_Aufgaben_
• 1. Beantworten Sie anhand des Textes zum CO2-Grenzausgleichssystem die folgenden Fragen:
(a) An welchem Datum sind die Berichtspflichten für importierende Unternehmen erstmalig zu erfüllen?
(b) Ab welchem Jahr sollen EU-weit Abgaben auf die betreffenden Güter erhoben werden?
(c) Als Schlüsselelement welchen Pakets gilt das CBAM?
• 2. Prüfen Sie, ob die folgenden Aussagen mit dem Text zum CO2-Grenzausgleichssystem übereinstimmen:
(a) Der Übergangszeitraum endet am 31.12.2025.
(b) Vom CBAM sind bereits jetzt alle Unternehmen in der EU direkt betroffen.
(c) Die EU-Verordnung zur Schaffung eines CO2-Grenzausgleichssystems wurde erst nach der Durchführungsverordnung veröffentlicht.
• 3. Setzen Sie den Text zum CO2-Grenzausgleichssystem im Anschluss an seine letzte Überschrift fort.

_Zitierter Textauszug_
==*==

Vorstellung des europäischen CO2-Grenzausgleichssystem CBAM
Mit der Veröffentlichung der Durchführungsverordnung hinsichtlich der Berichtspflichten für die Zwecke des CO2-Grenzausgleichssystem (CBAM) während des Übergangszeitraums zwischen dem 31.10.2023 und 31.12.2025, schafft die EU-Kommission die Rahmenparameter der CBAM für die kommenden Jahre. Für importierende Unternehmen von CBAM betroffenen Produktkategorien sind die entsprechend Berichtspflichten erstmalig am 31.01.2024 zu erfüllen.
Vorangegangen war die Veröffentlichung der EU-Verordnung zur Schaffung eines CO2-Grenzausgleichssystems vom 10. Mai 2023. (https://eur-lex.europa.eu/legal-content/DE/TXT/PDF/?uri=CELEX:32023R0956)
Was ist CBAM?
Die CBAM gilt als neues Schlüsselelement des „Fit for 55“-Pakets im Kontext des Europäischen Emissionshandelssystems. Mit Hilfe des CO2 Grenzausgleichssystems CBAM sollen ab 2026 EU-weit Abgaben auf diverse Güter erhoben werden, deren Produktion in EU-Drittstaaten CO2 Emissionen verursacht. Ziel des Systems ist es, Kostennachteile von Firmen auszugleichen, die in der EU einer CO2 Bepreisung unterliegen und im Vergleich zu Produzenten im EU-Ausland mit weniger strengen Klimaschutzauflagen konkurrieren müssen. Damit soll der „Carbon Leakage“ Problematik entgegengewirkt werden. Ziel ist eine Verminderung der Wettbewerbsverzerrung bei der Einfuhr von CO2 intensiven Erzeugnissen sowie eine eventuell resultierende Produktionsverlagerungen in Drittstaaten ohne oder mit niedrigerer CO2-Bepreisung.
Wer ist davon betroffen?
Direkt betroffen sind vom CBAM vorerst nur Importeure in der EU, welche Produkte gemäß Anhang I der Verordnung (EU) 2023/956 aus dem EU Ausland beziehen. Darunter fallen folgende Produktarten:
- Zement,
- Eisen und Stahl,
- Aluminium,
- Düngemittel,
- Elektrizität und Wasserstoff
- sowie einige vor- und nachgelagerte (insb. Eisen- und Stahl) Produkte.
Bis zum Ende der Übergangsphase wird die EU Kommission den CBAM Erfolg evaluieren und entscheiden, ob der Anwendungsbereich auf weitere Produkte und Dienstleistungen (auch entlang der Wertschöpfungskette) ausgeweitet werden wird.
Welche Auswirkungen wird der CABM auf die kostenlose Zuteilung der EU-ETS Zertifikate haben?

==*==

[Auflistungen von Elementen und Rahmen]
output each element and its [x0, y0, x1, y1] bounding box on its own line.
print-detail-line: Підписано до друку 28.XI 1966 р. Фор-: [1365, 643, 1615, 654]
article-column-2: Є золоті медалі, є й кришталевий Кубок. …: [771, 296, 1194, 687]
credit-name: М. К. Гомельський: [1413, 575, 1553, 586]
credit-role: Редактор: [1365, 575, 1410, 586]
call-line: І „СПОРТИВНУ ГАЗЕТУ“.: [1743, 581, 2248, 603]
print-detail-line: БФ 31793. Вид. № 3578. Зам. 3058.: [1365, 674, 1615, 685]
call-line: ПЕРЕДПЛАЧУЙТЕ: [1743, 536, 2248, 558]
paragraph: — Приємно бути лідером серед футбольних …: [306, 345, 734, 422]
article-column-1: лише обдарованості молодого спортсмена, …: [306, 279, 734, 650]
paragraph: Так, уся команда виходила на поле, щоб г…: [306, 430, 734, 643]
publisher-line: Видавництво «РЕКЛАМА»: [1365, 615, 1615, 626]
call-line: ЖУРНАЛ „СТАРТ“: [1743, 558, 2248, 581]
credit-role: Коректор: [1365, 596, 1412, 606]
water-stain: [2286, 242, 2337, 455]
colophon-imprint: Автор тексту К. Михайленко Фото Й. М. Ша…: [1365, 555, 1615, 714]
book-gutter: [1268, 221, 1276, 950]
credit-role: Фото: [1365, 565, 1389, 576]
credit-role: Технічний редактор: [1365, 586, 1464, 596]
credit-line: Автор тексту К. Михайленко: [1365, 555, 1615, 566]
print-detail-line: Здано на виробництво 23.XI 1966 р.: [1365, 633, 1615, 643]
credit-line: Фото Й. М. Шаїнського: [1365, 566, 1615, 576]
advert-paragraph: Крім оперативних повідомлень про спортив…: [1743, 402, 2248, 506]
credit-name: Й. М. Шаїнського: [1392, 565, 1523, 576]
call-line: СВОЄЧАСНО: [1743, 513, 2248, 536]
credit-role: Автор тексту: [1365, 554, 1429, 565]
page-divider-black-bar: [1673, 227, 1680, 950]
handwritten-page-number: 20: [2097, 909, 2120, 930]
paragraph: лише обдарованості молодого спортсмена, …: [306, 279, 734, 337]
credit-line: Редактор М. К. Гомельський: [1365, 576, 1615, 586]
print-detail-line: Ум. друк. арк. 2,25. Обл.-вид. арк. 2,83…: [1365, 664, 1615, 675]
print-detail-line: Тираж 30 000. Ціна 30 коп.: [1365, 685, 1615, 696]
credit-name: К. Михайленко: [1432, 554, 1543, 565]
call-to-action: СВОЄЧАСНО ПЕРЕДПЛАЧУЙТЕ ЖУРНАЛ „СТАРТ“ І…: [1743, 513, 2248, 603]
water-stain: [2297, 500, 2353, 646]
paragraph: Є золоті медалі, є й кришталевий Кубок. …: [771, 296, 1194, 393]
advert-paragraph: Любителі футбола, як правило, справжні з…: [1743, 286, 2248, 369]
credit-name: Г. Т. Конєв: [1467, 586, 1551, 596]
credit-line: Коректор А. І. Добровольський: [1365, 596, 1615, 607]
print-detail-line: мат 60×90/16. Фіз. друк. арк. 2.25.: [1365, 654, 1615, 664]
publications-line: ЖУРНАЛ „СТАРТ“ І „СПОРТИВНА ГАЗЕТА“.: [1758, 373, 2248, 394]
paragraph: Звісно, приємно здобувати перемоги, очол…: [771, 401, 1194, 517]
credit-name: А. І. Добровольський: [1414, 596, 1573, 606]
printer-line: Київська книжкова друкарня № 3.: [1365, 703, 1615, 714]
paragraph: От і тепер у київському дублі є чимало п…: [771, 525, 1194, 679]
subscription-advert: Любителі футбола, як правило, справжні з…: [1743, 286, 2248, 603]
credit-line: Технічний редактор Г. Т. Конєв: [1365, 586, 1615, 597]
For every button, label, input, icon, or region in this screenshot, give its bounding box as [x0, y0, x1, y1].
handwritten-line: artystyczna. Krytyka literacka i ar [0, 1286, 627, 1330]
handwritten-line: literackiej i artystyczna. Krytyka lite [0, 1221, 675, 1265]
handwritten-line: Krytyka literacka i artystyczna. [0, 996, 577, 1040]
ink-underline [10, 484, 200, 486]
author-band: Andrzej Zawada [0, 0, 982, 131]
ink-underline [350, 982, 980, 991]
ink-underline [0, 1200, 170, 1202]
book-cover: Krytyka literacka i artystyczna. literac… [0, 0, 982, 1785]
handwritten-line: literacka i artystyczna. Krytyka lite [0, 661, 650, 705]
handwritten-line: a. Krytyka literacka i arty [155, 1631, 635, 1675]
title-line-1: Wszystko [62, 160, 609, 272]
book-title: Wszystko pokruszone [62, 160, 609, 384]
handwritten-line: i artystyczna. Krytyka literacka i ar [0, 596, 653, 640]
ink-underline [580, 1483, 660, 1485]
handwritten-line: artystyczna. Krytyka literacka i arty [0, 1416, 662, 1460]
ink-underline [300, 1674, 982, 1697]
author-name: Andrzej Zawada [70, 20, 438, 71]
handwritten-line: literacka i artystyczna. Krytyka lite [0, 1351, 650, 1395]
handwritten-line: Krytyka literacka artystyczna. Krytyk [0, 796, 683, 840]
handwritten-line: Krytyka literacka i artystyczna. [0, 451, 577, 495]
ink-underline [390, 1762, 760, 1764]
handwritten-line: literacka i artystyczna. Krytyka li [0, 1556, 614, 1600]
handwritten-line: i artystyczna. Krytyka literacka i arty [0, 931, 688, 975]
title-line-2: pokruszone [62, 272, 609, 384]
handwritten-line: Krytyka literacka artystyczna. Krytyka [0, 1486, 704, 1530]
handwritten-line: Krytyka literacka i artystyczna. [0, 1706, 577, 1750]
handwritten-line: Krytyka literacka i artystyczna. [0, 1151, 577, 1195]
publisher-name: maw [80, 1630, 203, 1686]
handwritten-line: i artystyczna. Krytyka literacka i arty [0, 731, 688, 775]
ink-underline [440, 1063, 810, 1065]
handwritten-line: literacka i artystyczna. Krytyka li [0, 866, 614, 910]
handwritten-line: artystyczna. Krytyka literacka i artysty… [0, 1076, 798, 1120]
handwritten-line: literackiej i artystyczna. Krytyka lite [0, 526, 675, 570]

==*==

_Lösungen_
• 1.
(a) Am 31.01.2024.
(b) Ab 2026.
(c) Des „Fit for 55“-Pakets.

• 2.
(a) Ja: „während des Übergangszeitraums zwischen dem 31.10.2023 und 31.12.2025“
(b) Nein: „Direkt betroffen sind vom CBAM vorerst nur Importeure in der EU“
(c) Nein: „Vorangegangen war die Veröffentlichung der EU-Verordnung zur Schaffung eines CO2-Grenzausgleichssystems vom 10. Mai 2023.“

• 3.
CBAM wird weitreichende Auswirkungen auf die kostenlose Zuteilung der EU-ETS Zertifikate haben. Die schrittweise Einstellung der kostenlosen Zuteilung im Rahmen des EU-EHS erfolgt parallel zur schrittweisen Einführung des CBAM im Zeitraum 2026-2034. Das Grenzausgleichssystem soll als Mechanismus zur Vermeidung von „Carbon Leakage“ ab 2035 die kostenlose Zuteilung der EU-ETS Zertifikate vollständig ersetzen. Es gibt demgemäß einen engen Zusammenhang mit dem EU-ETS. Eine endgültige Einigung über die Reduktion der freien Zuteilung im Europäischen Emissionshandel gibt es aber noch nicht, da diese im Rahmen der kommenden EU-Zuteilungsverordnung sich noch in einer Konsultationsphase befindet. Kleinere, nicht im EU-ETS regulierte Hersteller der betroffenen Produkte in der EU haben durch CBAM eventuell zukünftig (vorübergehend) sogar einen Wettbewerbsvorteil.
Was kommt auf die Betroffenen zu?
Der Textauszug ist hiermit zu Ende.